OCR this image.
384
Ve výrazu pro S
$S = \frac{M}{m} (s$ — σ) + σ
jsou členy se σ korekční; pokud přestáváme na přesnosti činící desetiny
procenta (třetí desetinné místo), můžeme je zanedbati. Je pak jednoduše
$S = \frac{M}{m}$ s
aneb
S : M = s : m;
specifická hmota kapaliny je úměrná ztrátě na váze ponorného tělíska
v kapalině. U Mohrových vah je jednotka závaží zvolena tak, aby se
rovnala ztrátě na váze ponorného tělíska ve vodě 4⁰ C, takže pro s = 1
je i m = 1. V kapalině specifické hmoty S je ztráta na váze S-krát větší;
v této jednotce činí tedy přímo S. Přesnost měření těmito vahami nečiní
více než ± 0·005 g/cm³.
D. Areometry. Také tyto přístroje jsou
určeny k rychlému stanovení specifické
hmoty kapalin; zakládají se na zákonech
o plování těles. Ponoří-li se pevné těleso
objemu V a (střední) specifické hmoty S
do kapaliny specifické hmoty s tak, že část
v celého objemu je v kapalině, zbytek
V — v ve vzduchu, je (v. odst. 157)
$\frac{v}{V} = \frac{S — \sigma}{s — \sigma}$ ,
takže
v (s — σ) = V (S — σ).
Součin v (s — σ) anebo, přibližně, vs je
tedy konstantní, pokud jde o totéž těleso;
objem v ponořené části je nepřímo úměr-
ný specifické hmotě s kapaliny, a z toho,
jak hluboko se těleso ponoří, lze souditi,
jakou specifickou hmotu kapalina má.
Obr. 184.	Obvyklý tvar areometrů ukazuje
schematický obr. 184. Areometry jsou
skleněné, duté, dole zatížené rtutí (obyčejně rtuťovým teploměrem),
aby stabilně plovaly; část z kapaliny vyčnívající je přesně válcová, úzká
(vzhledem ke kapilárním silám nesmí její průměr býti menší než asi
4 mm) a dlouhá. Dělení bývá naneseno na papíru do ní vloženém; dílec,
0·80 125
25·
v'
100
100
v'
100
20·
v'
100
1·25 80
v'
□ □ □ □ □ □ □
◆ What you should do
Set down the material above again, word for word.

◆ Solution
OCR this image.
384
Ve výrazu pro S
$S = \frac{M}{m} (s$ — σ) + σ
jsou členy se σ korekční; pokud přestáváme na přesnosti činící desetiny
procenta (třetí desetinné místo), můžeme je zanedbati. Je pak jednoduše
$S = \frac{M}{m}$ s
aneb
S : M = s : m;
specifická hmota kapaliny je úměrná ztrátě na váze ponorného tělíska
v kapalině. U Mohrových vah je jednotka závaží zvolena tak, aby se
rovnala ztrátě na váze ponorného tělíska ve vodě 4⁰ C, takže pro s = 1
je i m = 1. V kapalině specifické hmoty S je ztráta na váze S-krát větší;
v této jednotce činí tedy přímo S. Přesnost měření těmito vahami nečiní
více než ± 0·005 g/cm³.
D. Areometry. Také tyto přístroje jsou
určeny k rychlému stanovení specifické
hmoty kapalin; zakládají se na zákonech
o plování těles. Ponoří-li se pevné těleso
objemu V a (střední) specifické hmoty S
do kapaliny specifické hmoty s tak, že část
v celého objemu je v kapalině, zbytek
V — v ve vzduchu, je (v. odst. 157)
$\frac{v}{V} = \frac{S — \sigma}{s — \sigma}$ ,
takže
v (s — σ) = V (S — σ).
Součin v (s — σ) anebo, přibližně, vs je
tedy konstantní, pokud jde o totéž těleso;
objem v ponořené části je nepřímo úměr-
ný specifické hmotě s kapaliny, a z toho,
jak hluboko se těleso ponoří, lze souditi,
jakou specifickou hmotu kapalina má.
Obr. 184.	Obvyklý tvar areometrů ukazuje
schematický obr. 184. Areometry jsou
skleněné, duté, dole zatížené rtutí (obyčejně rtuťovým teploměrem),
aby stabilně plovaly; část z kapaliny vyčnívající je přesně válcová, úzká
(vzhledem ke kapilárním silám nesmí její průměr býti menší než asi
4 mm) a dlouhá. Dělení bývá naneseno na papíru do ní vloženém; dílec,
0·80 125
25·
v'
100
100
v'
100
20·
v'
100
1·25 80
v'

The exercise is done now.